[Extracted records]
:::
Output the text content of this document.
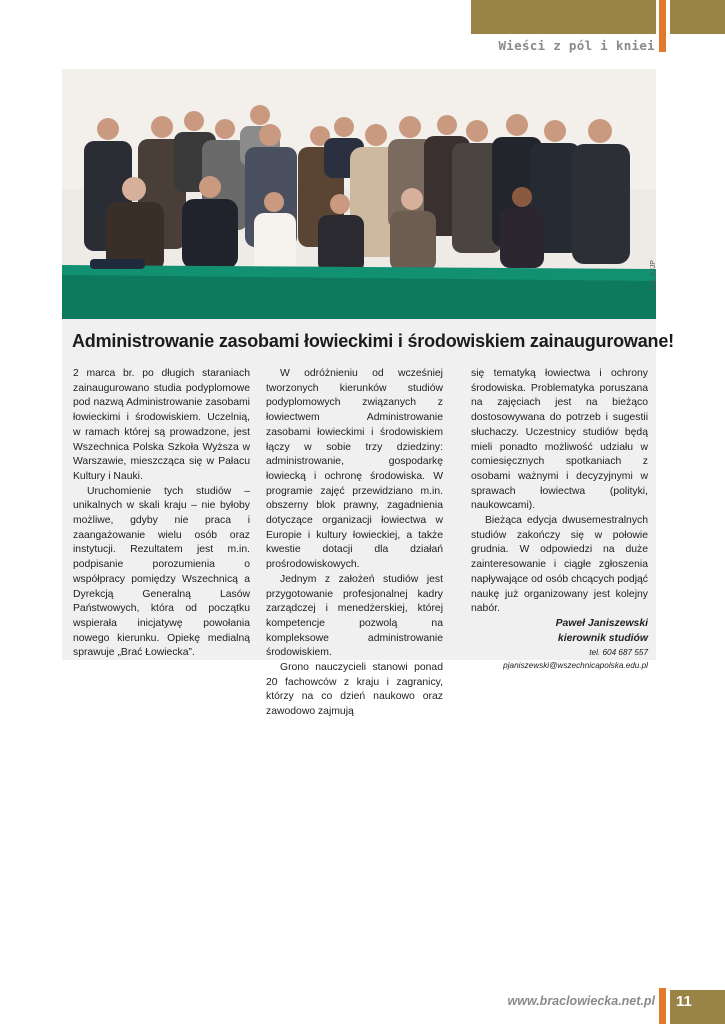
Wieści z pól i kniei
Fot. AJJP
Administrowanie zasobami łowieckimi i środowiskiem zainaugurowane!

2 marca br. po długich staraniach zainaugurowano studia podyplomowe pod nazwą Administrowanie zasobami łowieckimi i środowiskiem. Uczelnią, w ramach której są prowadzone, jest Wszechnica Polska Szkoła Wyższa w Warszawie, mieszcząca się w Pałacu Kultury i Nauki.

Uruchomienie tych studiów – unikalnych w skali kraju – nie byłoby możliwe, gdyby nie praca i zaangażowanie wielu osób oraz instytucji. Rezultatem jest m.in. podpisanie porozumienia o współpracy pomiędzy Wszechnicą a Dyrekcją Generalną Lasów Państwowych, która od początku wspierała inicjatywę powołania nowego kierunku. Opiekę medialną sprawuje „Brać Łowiecka”.

W odróżnieniu od wcześniej tworzonych kierunków studiów podyplomowych związanych z łowiectwem Administrowanie zasobami łowieckimi i środowiskiem łączy w sobie trzy dziedziny: administrowanie, gospodarkę łowiecką i ochronę środowiska. W programie zajęć przewidziano m.in. obszerny blok prawny, zagadnienia dotyczące organizacji łowiectwa w Europie i kultury łowieckiej, a także kwestie dotacji dla działań prośrodowiskowych.

Jednym z założeń studiów jest przygotowanie profesjonalnej kadry zarządczej i menedżerskiej, której kompetencje pozwolą na kompleksowe administrowanie środowiskiem.

Grono nauczycieli stanowi ponad 20 fachowców z kraju i zagranicy, którzy na co dzień naukowo oraz zawodowo zajmują

się tematyką łowiectwa i ochrony środowiska. Problematyka poruszana na zajęciach jest na bieżąco dostosowywana do potrzeb i sugestii słuchaczy. Uczestnicy studiów będą mieli ponadto możliwość udziału w comiesięcznych spotkaniach z osobami ważnymi i decyzyjnymi w sprawach łowiectwa (polityki, naukowcami).

Bieżąca edycja dwusemestralnych studiów zakończy się w połowie grudnia. W odpowiedzi na duże zainteresowanie i ciągłe zgłoszenia napływające od osób chcących podjąć naukę już organizowany jest kolejny nabór.

Paweł Janiszewski
kierownik studiów
tel. 604 687 557
pjaniszewski@wszechnicapolska.edu.pl
www.braclowiecka.net.pl 11
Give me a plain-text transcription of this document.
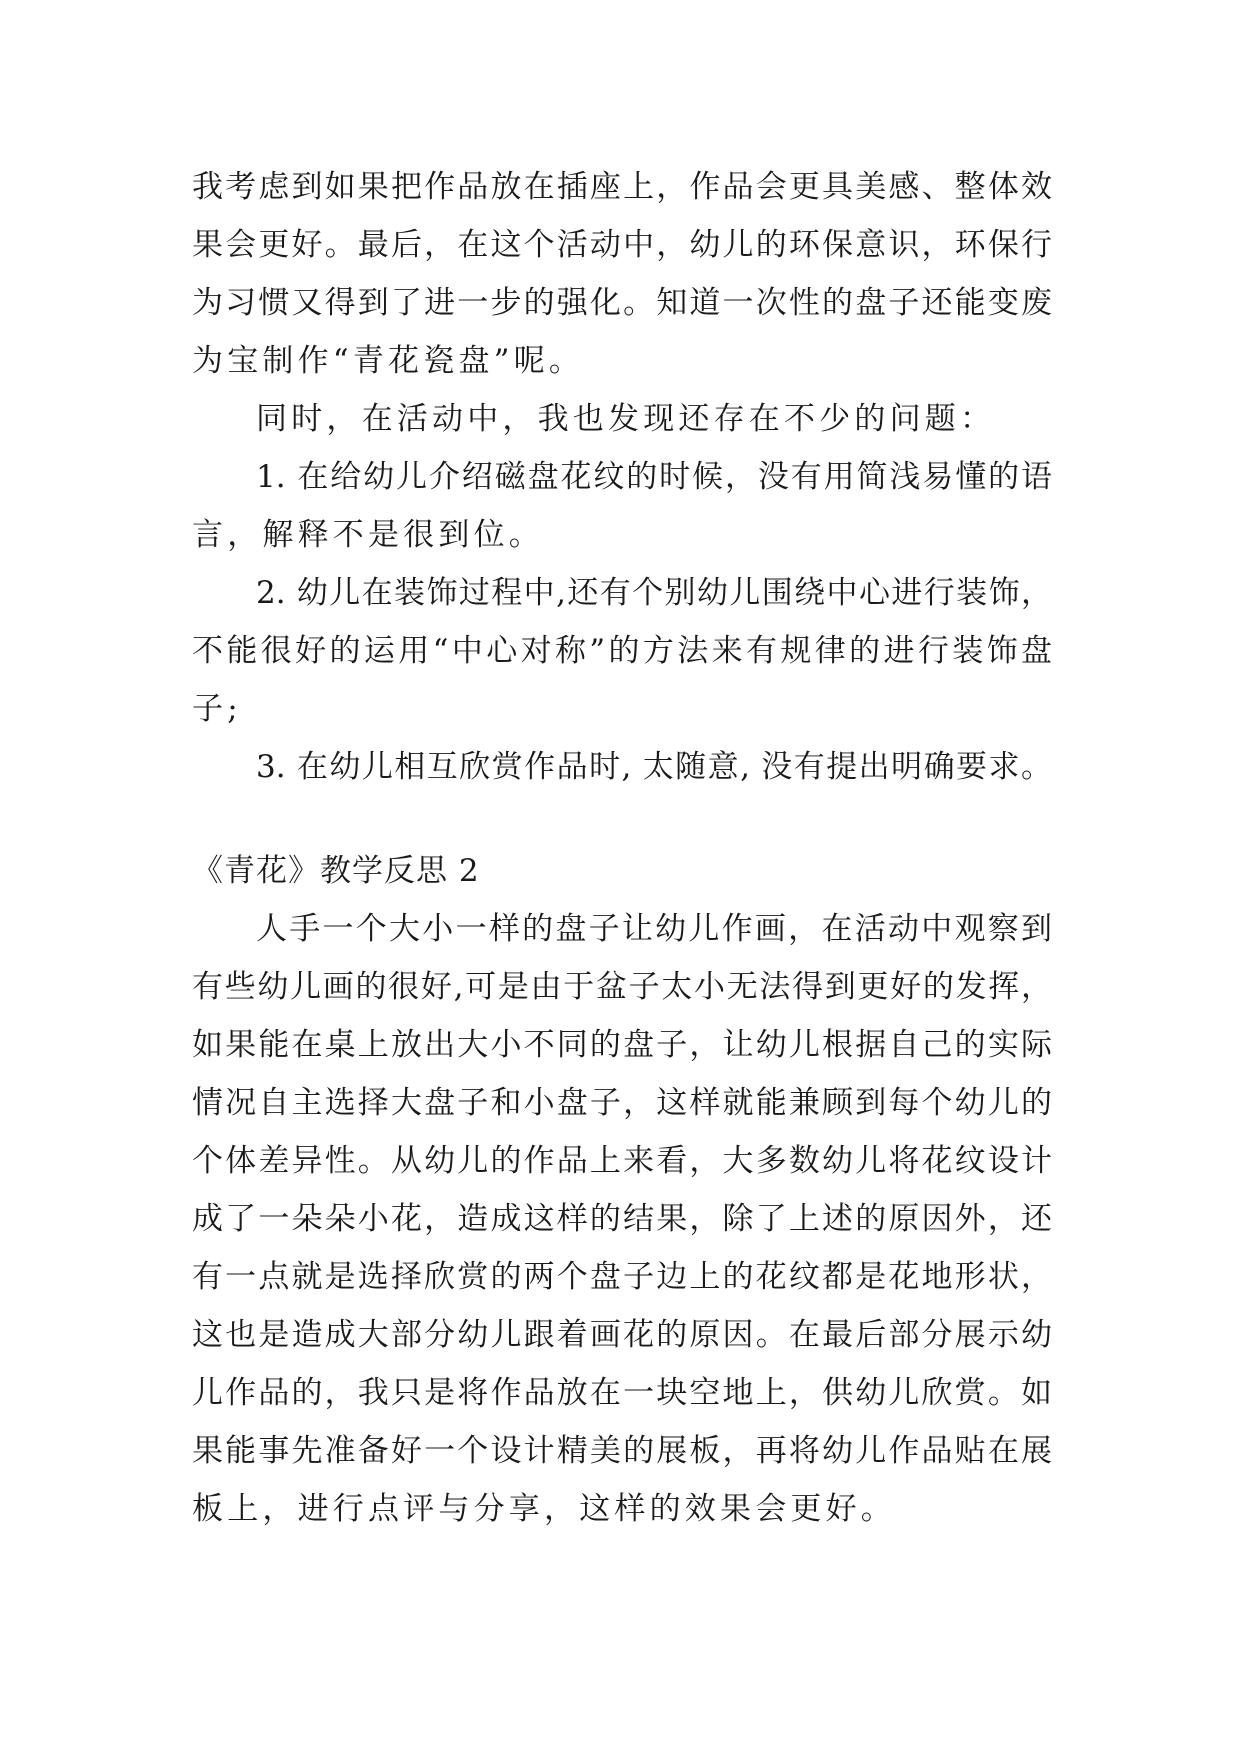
我考虑到如果把作品放在插座上，作品会更具美感、整体效
果会更好。最后，在这个活动中，幼儿的环保意识，环保行
为习惯又得到了进一步的强化。知道一次性的盘子还能变废
为宝制作“青花瓷盘”呢。
同时，在活动中，我也发现还存在不少的问题：
1. 在给幼儿介绍磁盘花纹的时候，没有用简浅易懂的语
言，解释不是很到位。
2. 幼儿在装饰过程中,还有个别幼儿围绕中心进行装饰，
不能很好的运用“中心对称”的方法来有规律的进行装饰盘
子;
3. 在幼儿相互欣赏作品时, 太随意, 没有提出明确要求。
《青花》教学反思 2
人手一个大小一样的盘子让幼儿作画，在活动中观察到
有些幼儿画的很好,可是由于盆子太小无法得到更好的发挥，
如果能在桌上放出大小不同的盘子，让幼儿根据自己的实际
情况自主选择大盘子和小盘子，这样就能兼顾到每个幼儿的
个体差异性。从幼儿的作品上来看，大多数幼儿将花纹设计
成了一朵朵小花，造成这样的结果，除了上述的原因外，还
有一点就是选择欣赏的两个盘子边上的花纹都是花地形状，
这也是造成大部分幼儿跟着画花的原因。在最后部分展示幼
儿作品的，我只是将作品放在一块空地上，供幼儿欣赏。如
果能事先准备好一个设计精美的展板，再将幼儿作品贴在展
板上，进行点评与分享，这样的效果会更好。
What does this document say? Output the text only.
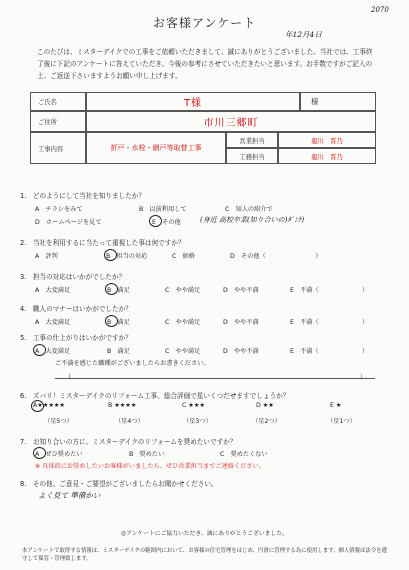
2070
年12月4日
お客様アンケート
このたびは、ミスターデイクでの工事をご依頼いただきまして、誠にありがとうございました。当社では、工事終了後に下記のアンケートに答えていただき、今後の参考にさせていただきたいと思います。お手数ですがご記入の上、ご返送下さいますようお願い申し上げます。
ご氏名	T様	様
ご住所	市川三郷町
工事内容	折戸・水栓・網戸等取替工事
営業担当	龍川　晋乃
工務担当	龍川　晋乃
1.　どのようにして当社を知りましたか？
A　チラシをみて	B　以前利用して	C　知人の紹介で
D　ホームページを見て	E　その他	(身近 高校卒業(知り合いの)ﾀﾞﾝﾅ)
2.　当社を利用するに当たって重視した事は何ですか？
A　評判	B　担当の対応	C　価格	D　その他（　　　　　　　　）
3.　担当の対応はいかがでしたか？
A　大変満足	B　満足	C　やや満足	D　やや不満	E　不満（　　　　　　　）
4.　職人のマナーはいかがでしたか？
A　大変満足	B　満足	C　やや満足	D　やや不満	E　不満（　　　　　　　）
5.　工事の仕上がりはいかがですか？
A　大変満足	B　満足	C　やや満足	D　やや不満	E　不満（　　　　　　　）
ご不満を感じた職種がございましたらお書きください。
（	）
6.　ズバリ！ミスターデイクのリフォーム工事、総合評価で星いくつだせますでしょうか？
A★★★★★	B ★★★★	C ★★★	D ★★	E ★
（星5つ）	（星4つ）	（星3つ）	（星2つ）	（星1つ）
7.　お知り合いの方に、ミスターデイクのリフォームを奨めたいですか？
A　ぜひ奨めたい	B　奨めたい	C　奨めたくない
※ 具体的にお奨めしたいお客様がいましたら、ぜひ営業担当までご連絡ください。
8.　その他、ご意見・ご要望がございましたらお聞かせください。
よく見て 準備かい
◎アンケートにご協力いただき、誠にありがとうございました。
本アンケートで取得する情報は、ミスターデイクの範囲内において、お客様の住宅管理をはじめ、円滑に管理する為に使用します。個人情報は法令を遵守して保管・管理致します。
:::
— Your instructions —
Restate the records word for word, omitting images.

— Full output —
Output the text content of this document.
Wieści z pól i kniei
Fot. AJJP
Administrowanie zasobami łowieckimi i środowiskiem zainaugurowane!

2 marca br. po długich staraniach zainaugurowano studia podyplomowe pod nazwą Administrowanie zasobami łowieckimi i środowiskiem. Uczelnią, w ramach której są prowadzone, jest Wszechnica Polska Szkoła Wyższa w Warszawie, mieszcząca się w Pałacu Kultury i Nauki.

Uruchomienie tych studiów – unikalnych w skali kraju – nie byłoby możliwe, gdyby nie praca i zaangażowanie wielu osób oraz instytucji. Rezultatem jest m.in. podpisanie porozumienia o współpracy pomiędzy Wszechnicą a Dyrekcją Generalną Lasów Państwowych, która od początku wspierała inicjatywę powołania nowego kierunku. Opiekę medialną sprawuje „Brać Łowiecka”.

W odróżnieniu od wcześniej tworzonych kierunków studiów podyplomowych związanych z łowiectwem Administrowanie zasobami łowieckimi i środowiskiem łączy w sobie trzy dziedziny: administrowanie, gospodarkę łowiecką i ochronę środowiska. W programie zajęć przewidziano m.in. obszerny blok prawny, zagadnienia dotyczące organizacji łowiectwa w Europie i kultury łowieckiej, a także kwestie dotacji dla działań prośrodowiskowych.

Jednym z założeń studiów jest przygotowanie profesjonalnej kadry zarządczej i menedżerskiej, której kompetencje pozwolą na kompleksowe administrowanie środowiskiem.

Grono nauczycieli stanowi ponad 20 fachowców z kraju i zagranicy, którzy na co dzień naukowo oraz zawodowo zajmują

się tematyką łowiectwa i ochrony środowiska. Problematyka poruszana na zajęciach jest na bieżąco dostosowywana do potrzeb i sugestii słuchaczy. Uczestnicy studiów będą mieli ponadto możliwość udziału w comiesięcznych spotkaniach z osobami ważnymi i decyzyjnymi w sprawach łowiectwa (polityki, naukowcami).

Bieżąca edycja dwusemestralnych studiów zakończy się w połowie grudnia. W odpowiedzi na duże zainteresowanie i ciągłe zgłoszenia napływające od osób chcących podjąć naukę już organizowany jest kolejny nabór.

Paweł Janiszewski
kierownik studiów
tel. 604 687 557
pjaniszewski@wszechnicapolska.edu.pl
www.braclowiecka.net.pl 11
Give me a plain-text transcription of this document.
我考虑到如果把作品放在插座上，作品会更具美感、整体效
果会更好。最后，在这个活动中，幼儿的环保意识，环保行
为习惯又得到了进一步的强化。知道一次性的盘子还能变废
为宝制作“青花瓷盘”呢。
同时，在活动中，我也发现还存在不少的问题：
1. 在给幼儿介绍磁盘花纹的时候，没有用简浅易懂的语
言，解释不是很到位。
2. 幼儿在装饰过程中,还有个别幼儿围绕中心进行装饰，
不能很好的运用“中心对称”的方法来有规律的进行装饰盘
子;
3. 在幼儿相互欣赏作品时, 太随意, 没有提出明确要求。
《青花》教学反思 2
人手一个大小一样的盘子让幼儿作画，在活动中观察到
有些幼儿画的很好,可是由于盆子太小无法得到更好的发挥，
如果能在桌上放出大小不同的盘子，让幼儿根据自己的实际
情况自主选择大盘子和小盘子，这样就能兼顾到每个幼儿的
个体差异性。从幼儿的作品上来看，大多数幼儿将花纹设计
成了一朵朵小花，造成这样的结果，除了上述的原因外，还
有一点就是选择欣赏的两个盘子边上的花纹都是花地形状，
这也是造成大部分幼儿跟着画花的原因。在最后部分展示幼
儿作品的，我只是将作品放在一块空地上，供幼儿欣赏。如
果能事先准备好一个设计精美的展板，再将幼儿作品贴在展
板上，进行点评与分享，这样的效果会更好。
What does this document say? Output the text only.
2070
年12月4日
お客様アンケート
このたびは、ミスターデイクでの工事をご依頼いただきまして、誠にありがとうございました。当社では、工事終了後に下記のアンケートに答えていただき、今後の参考にさせていただきたいと思います。お手数ですがご記入の上、ご返送下さいますようお願い申し上げます。
ご氏名	T様	様
ご住所	市川三郷町
工事内容	折戸・水栓・網戸等取替工事
営業担当	龍川　晋乃
工務担当	龍川　晋乃
1.　どのようにして当社を知りましたか？
A　チラシをみて	B　以前利用して	C　知人の紹介で
D　ホームページを見て	E　その他	(身近 高校卒業(知り合いの)ﾀﾞﾝﾅ)
2.　当社を利用するに当たって重視した事は何ですか？
A　評判	B　担当の対応	C　価格	D　その他（　　　　　　　　）
3.　担当の対応はいかがでしたか？
A　大変満足	B　満足	C　やや満足	D　やや不満	E　不満（　　　　　　　）
4.　職人のマナーはいかがでしたか？
A　大変満足	B　満足	C　やや満足	D　やや不満	E　不満（　　　　　　　）
5.　工事の仕上がりはいかがですか？
A　大変満足	B　満足	C　やや満足	D　やや不満	E　不満（　　　　　　　）
ご不満を感じた職種がございましたらお書きください。
（	）
6.　ズバリ！ミスターデイクのリフォーム工事、総合評価で星いくつだせますでしょうか？
A★★★★★	B ★★★★	C ★★★	D ★★	E ★
（星5つ）	（星4つ）	（星3つ）	（星2つ）	（星1つ）
7.　お知り合いの方に、ミスターデイクのリフォームを奨めたいですか？
A　ぜひ奨めたい	B　奨めたい	C　奨めたくない
※ 具体的にお奨めしたいお客様がいましたら、ぜひ営業担当までご連絡ください。
8.　その他、ご意見・ご要望がございましたらお聞かせください。
よく見て 準備かい
◎アンケートにご協力いただき、誠にありがとうございました。
本アンケートで取得する情報は、ミスターデイクの範囲内において、お客様の住宅管理をはじめ、円滑に管理する為に使用します。個人情報は法令を遵守して保管・管理致します。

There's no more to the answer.